Could you copy the material below word for word, from its very first line through the line containing "colorbar-tick-bottom <box>520 572", including both of those lines and nothing after them?

┏━━

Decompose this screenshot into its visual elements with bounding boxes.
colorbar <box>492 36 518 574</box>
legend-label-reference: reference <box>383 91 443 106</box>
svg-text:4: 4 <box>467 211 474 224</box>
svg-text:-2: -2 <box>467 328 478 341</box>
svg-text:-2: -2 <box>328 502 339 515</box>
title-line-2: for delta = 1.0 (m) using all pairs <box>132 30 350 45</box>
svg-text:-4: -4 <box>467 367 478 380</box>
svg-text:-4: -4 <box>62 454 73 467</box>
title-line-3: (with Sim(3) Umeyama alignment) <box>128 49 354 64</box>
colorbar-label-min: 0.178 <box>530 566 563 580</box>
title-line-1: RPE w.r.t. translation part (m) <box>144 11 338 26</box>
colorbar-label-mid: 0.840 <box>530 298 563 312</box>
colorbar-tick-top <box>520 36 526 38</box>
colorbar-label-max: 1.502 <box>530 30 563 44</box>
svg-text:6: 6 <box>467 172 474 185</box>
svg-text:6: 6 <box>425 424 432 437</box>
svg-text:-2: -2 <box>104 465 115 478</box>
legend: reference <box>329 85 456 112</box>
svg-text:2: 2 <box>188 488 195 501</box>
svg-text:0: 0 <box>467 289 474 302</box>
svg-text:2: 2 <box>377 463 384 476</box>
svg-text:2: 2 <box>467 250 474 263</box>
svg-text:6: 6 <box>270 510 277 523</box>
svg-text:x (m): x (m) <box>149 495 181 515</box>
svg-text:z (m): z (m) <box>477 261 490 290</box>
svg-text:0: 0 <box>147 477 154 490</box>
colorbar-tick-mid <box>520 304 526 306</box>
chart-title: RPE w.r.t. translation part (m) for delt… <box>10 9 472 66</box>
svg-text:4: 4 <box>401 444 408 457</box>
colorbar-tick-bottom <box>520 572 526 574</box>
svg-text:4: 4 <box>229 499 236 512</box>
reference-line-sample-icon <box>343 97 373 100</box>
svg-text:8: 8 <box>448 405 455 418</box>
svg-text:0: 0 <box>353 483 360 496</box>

┗━━

**Solution for this task**
Decompose this screenshot into its visual elements with bounding boxes.
colorbar <box>492 36 518 574</box>
legend-label-reference: reference <box>383 91 443 106</box>
svg-text:4: 4 <box>467 211 474 224</box>
svg-text:-2: -2 <box>467 328 478 341</box>
svg-text:-2: -2 <box>328 502 339 515</box>
title-line-2: for delta = 1.0 (m) using all pairs <box>132 30 350 45</box>
svg-text:-4: -4 <box>467 367 478 380</box>
svg-text:-4: -4 <box>62 454 73 467</box>
title-line-3: (with Sim(3) Umeyama alignment) <box>128 49 354 64</box>
colorbar-label-min: 0.178 <box>530 566 563 580</box>
title-line-1: RPE w.r.t. translation part (m) <box>144 11 338 26</box>
colorbar-label-mid: 0.840 <box>530 298 563 312</box>
colorbar-tick-top <box>520 36 526 38</box>
colorbar-label-max: 1.502 <box>530 30 563 44</box>
svg-text:6: 6 <box>467 172 474 185</box>
svg-text:6: 6 <box>425 424 432 437</box>
svg-text:-2: -2 <box>104 465 115 478</box>
legend: reference <box>329 85 456 112</box>
svg-text:2: 2 <box>188 488 195 501</box>
svg-text:0: 0 <box>467 289 474 302</box>
svg-text:2: 2 <box>377 463 384 476</box>
svg-text:2: 2 <box>467 250 474 263</box>
svg-text:6: 6 <box>270 510 277 523</box>
svg-text:x (m): x (m) <box>149 495 181 515</box>
svg-text:z (m): z (m) <box>477 261 490 290</box>
svg-text:0: 0 <box>147 477 154 490</box>
colorbar-tick-mid <box>520 304 526 306</box>
chart-title: RPE w.r.t. translation part (m) for delt… <box>10 9 472 66</box>
svg-text:4: 4 <box>401 444 408 457</box>
colorbar-tick-bottom <box>520 572 526 574</box>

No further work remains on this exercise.